▶

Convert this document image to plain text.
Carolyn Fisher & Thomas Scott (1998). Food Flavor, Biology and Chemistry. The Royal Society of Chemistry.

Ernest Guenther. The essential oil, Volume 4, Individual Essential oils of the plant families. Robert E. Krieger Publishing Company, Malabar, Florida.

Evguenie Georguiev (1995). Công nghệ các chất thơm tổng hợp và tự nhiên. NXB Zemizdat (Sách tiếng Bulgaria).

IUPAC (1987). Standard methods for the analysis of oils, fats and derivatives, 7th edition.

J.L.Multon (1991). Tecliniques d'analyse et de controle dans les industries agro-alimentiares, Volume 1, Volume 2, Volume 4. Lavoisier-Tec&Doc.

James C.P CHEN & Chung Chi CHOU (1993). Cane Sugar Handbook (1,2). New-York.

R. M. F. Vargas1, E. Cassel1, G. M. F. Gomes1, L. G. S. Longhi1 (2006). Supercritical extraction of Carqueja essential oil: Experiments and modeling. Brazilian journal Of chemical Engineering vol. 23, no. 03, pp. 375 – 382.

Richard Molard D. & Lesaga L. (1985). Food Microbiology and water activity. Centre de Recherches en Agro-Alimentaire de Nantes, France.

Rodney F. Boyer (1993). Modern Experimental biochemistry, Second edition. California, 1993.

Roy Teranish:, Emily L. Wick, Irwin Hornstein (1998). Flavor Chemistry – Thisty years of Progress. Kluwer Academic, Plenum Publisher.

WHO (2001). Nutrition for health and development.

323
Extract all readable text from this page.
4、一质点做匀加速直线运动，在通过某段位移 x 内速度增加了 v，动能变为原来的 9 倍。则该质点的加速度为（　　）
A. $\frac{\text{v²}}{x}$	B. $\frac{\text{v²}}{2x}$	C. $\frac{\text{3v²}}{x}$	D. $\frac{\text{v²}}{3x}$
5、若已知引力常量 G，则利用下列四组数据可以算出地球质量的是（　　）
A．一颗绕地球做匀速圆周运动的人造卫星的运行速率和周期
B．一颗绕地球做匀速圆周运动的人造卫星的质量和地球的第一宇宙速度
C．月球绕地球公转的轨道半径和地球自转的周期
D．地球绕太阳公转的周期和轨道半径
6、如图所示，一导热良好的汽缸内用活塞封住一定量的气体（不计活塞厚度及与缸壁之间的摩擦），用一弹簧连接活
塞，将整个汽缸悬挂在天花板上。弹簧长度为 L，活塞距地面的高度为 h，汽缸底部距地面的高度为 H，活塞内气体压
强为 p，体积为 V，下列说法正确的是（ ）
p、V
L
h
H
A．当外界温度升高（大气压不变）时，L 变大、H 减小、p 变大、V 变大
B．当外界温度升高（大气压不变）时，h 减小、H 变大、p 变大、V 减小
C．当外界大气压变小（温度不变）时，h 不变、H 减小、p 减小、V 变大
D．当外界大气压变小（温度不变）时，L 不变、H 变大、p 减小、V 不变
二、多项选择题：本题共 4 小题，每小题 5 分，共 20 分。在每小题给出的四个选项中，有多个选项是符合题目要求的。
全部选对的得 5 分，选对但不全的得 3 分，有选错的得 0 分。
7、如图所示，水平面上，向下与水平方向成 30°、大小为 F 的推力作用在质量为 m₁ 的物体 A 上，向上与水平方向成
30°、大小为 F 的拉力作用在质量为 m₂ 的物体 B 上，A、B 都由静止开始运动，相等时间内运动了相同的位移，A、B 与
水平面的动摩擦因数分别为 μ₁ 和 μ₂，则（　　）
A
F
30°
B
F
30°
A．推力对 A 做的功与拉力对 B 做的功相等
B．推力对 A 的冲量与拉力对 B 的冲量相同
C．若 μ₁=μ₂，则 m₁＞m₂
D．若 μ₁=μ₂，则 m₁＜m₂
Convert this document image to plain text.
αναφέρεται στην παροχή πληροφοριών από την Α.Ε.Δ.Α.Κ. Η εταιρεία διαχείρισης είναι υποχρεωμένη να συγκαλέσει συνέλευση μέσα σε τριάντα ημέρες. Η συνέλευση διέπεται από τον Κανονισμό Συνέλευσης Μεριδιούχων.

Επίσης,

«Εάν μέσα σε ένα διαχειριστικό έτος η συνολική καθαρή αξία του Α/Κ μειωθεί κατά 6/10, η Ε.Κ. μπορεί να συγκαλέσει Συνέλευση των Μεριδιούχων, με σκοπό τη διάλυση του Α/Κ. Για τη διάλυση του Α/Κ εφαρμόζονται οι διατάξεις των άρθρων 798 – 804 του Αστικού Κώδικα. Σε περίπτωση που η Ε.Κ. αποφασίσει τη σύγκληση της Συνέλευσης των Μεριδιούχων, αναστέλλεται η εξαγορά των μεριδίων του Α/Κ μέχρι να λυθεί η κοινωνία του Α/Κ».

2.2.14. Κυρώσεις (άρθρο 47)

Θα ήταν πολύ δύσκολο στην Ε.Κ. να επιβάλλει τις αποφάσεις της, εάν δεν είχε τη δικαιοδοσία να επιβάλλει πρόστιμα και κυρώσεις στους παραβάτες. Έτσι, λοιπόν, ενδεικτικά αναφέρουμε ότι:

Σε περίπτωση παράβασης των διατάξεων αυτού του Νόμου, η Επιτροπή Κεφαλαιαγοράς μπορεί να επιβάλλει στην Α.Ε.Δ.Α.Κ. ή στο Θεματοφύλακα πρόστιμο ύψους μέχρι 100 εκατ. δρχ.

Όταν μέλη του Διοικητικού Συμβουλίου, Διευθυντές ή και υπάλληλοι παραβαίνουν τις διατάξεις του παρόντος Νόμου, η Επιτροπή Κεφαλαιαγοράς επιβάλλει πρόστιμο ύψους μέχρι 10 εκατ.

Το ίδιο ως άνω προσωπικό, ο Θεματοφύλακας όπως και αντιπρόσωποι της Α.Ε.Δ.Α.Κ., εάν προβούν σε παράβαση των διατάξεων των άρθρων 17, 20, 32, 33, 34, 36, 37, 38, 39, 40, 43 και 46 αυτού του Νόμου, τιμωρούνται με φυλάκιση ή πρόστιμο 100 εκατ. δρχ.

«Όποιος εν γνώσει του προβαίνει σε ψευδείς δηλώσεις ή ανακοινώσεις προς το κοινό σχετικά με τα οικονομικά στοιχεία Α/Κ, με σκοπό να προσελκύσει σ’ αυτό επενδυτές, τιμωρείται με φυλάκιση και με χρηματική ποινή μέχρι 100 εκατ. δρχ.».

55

◀

_WHAT TO PRODUCE:_
Reproduce the full listing word for word.

_WRITTEN ANSWER:_
Convert this document image to plain text.
Carolyn Fisher & Thomas Scott (1998). Food Flavor, Biology and Chemistry. The Royal Society of Chemistry.

Ernest Guenther. The essential oil, Volume 4, Individual Essential oils of the plant families. Robert E. Krieger Publishing Company, Malabar, Florida.

Evguenie Georguiev (1995). Công nghệ các chất thơm tổng hợp và tự nhiên. NXB Zemizdat (Sách tiếng Bulgaria).

IUPAC (1987). Standard methods for the analysis of oils, fats and derivatives, 7th edition.

J.L.Multon (1991). Tecliniques d'analyse et de controle dans les industries agro-alimentiares, Volume 1, Volume 2, Volume 4. Lavoisier-Tec&Doc.

James C.P CHEN & Chung Chi CHOU (1993). Cane Sugar Handbook (1,2). New-York.

R. M. F. Vargas1, E. Cassel1, G. M. F. Gomes1, L. G. S. Longhi1 (2006). Supercritical extraction of Carqueja essential oil: Experiments and modeling. Brazilian journal Of chemical Engineering vol. 23, no. 03, pp. 375 – 382.

Richard Molard D. & Lesaga L. (1985). Food Microbiology and water activity. Centre de Recherches en Agro-Alimentaire de Nantes, France.

Rodney F. Boyer (1993). Modern Experimental biochemistry, Second edition. California, 1993.

Roy Teranish:, Emily L. Wick, Irwin Hornstein (1998). Flavor Chemistry – Thisty years of Progress. Kluwer Academic, Plenum Publisher.

WHO (2001). Nutrition for health and development.

323
Extract all readable text from this page.
4、一质点做匀加速直线运动，在通过某段位移 x 内速度增加了 v，动能变为原来的 9 倍。则该质点的加速度为（　　）
A. $\frac{\text{v²}}{x}$	B. $\frac{\text{v²}}{2x}$	C. $\frac{\text{3v²}}{x}$	D. $\frac{\text{v²}}{3x}$
5、若已知引力常量 G，则利用下列四组数据可以算出地球质量的是（　　）
A．一颗绕地球做匀速圆周运动的人造卫星的运行速率和周期
B．一颗绕地球做匀速圆周运动的人造卫星的质量和地球的第一宇宙速度
C．月球绕地球公转的轨道半径和地球自转的周期
D．地球绕太阳公转的周期和轨道半径
6、如图所示，一导热良好的汽缸内用活塞封住一定量的气体（不计活塞厚度及与缸壁之间的摩擦），用一弹簧连接活
塞，将整个汽缸悬挂在天花板上。弹簧长度为 L，活塞距地面的高度为 h，汽缸底部距地面的高度为 H，活塞内气体压
强为 p，体积为 V，下列说法正确的是（ ）
p、V
L
h
H
A．当外界温度升高（大气压不变）时，L 变大、H 减小、p 变大、V 变大
B．当外界温度升高（大气压不变）时，h 减小、H 变大、p 变大、V 减小
C．当外界大气压变小（温度不变）时，h 不变、H 减小、p 减小、V 变大
D．当外界大气压变小（温度不变）时，L 不变、H 变大、p 减小、V 不变
二、多项选择题：本题共 4 小题，每小题 5 分，共 20 分。在每小题给出的四个选项中，有多个选项是符合题目要求的。
全部选对的得 5 分，选对但不全的得 3 分，有选错的得 0 分。
7、如图所示，水平面上，向下与水平方向成 30°、大小为 F 的推力作用在质量为 m₁ 的物体 A 上，向上与水平方向成
30°、大小为 F 的拉力作用在质量为 m₂ 的物体 B 上，A、B 都由静止开始运动，相等时间内运动了相同的位移，A、B 与
水平面的动摩擦因数分别为 μ₁ 和 μ₂，则（　　）
A
F
30°
B
F
30°
A．推力对 A 做的功与拉力对 B 做的功相等
B．推力对 A 的冲量与拉力对 B 的冲量相同
C．若 μ₁=μ₂，则 m₁＞m₂
D．若 μ₁=μ₂，则 m₁＜m₂
Convert this document image to plain text.
αναφέρεται στην παροχή πληροφοριών από την Α.Ε.Δ.Α.Κ. Η εταιρεία διαχείρισης είναι υποχρεωμένη να συγκαλέσει συνέλευση μέσα σε τριάντα ημέρες. Η συνέλευση διέπεται από τον Κανονισμό Συνέλευσης Μεριδιούχων.

Επίσης,

«Εάν μέσα σε ένα διαχειριστικό έτος η συνολική καθαρή αξία του Α/Κ μειωθεί κατά 6/10, η Ε.Κ. μπορεί να συγκαλέσει Συνέλευση των Μεριδιούχων, με σκοπό τη διάλυση του Α/Κ. Για τη διάλυση του Α/Κ εφαρμόζονται οι διατάξεις των άρθρων 798 – 804 του Αστικού Κώδικα. Σε περίπτωση που η Ε.Κ. αποφασίσει τη σύγκληση της Συνέλευσης των Μεριδιούχων, αναστέλλεται η εξαγορά των μεριδίων του Α/Κ μέχρι να λυθεί η κοινωνία του Α/Κ».

2.2.14. Κυρώσεις (άρθρο 47)

Θα ήταν πολύ δύσκολο στην Ε.Κ. να επιβάλλει τις αποφάσεις της, εάν δεν είχε τη δικαιοδοσία να επιβάλλει πρόστιμα και κυρώσεις στους παραβάτες. Έτσι, λοιπόν, ενδεικτικά αναφέρουμε ότι:

Σε περίπτωση παράβασης των διατάξεων αυτού του Νόμου, η Επιτροπή Κεφαλαιαγοράς μπορεί να επιβάλλει στην Α.Ε.Δ.Α.Κ. ή στο Θεματοφύλακα πρόστιμο ύψους μέχρι 100 εκατ. δρχ.

Όταν μέλη του Διοικητικού Συμβουλίου, Διευθυντές ή και υπάλληλοι παραβαίνουν τις διατάξεις του παρόντος Νόμου, η Επιτροπή Κεφαλαιαγοράς επιβάλλει πρόστιμο ύψους μέχρι 10 εκατ.

Το ίδιο ως άνω προσωπικό, ο Θεματοφύλακας όπως και αντιπρόσωποι της Α.Ε.Δ.Α.Κ., εάν προβούν σε παράβαση των διατάξεων των άρθρων 17, 20, 32, 33, 34, 36, 37, 38, 39, 40, 43 και 46 αυτού του Νόμου, τιμωρούνται με φυλάκιση ή πρόστιμο 100 εκατ. δρχ.

«Όποιος εν γνώσει του προβαίνει σε ψευδείς δηλώσεις ή ανακοινώσεις προς το κοινό σχετικά με τα οικονομικά στοιχεία Α/Κ, με σκοπό να προσελκύσει σ’ αυτό επενδυτές, τιμωρείται με φυλάκιση και με χρηματική ποινή μέχρι 100 εκατ. δρχ.».

55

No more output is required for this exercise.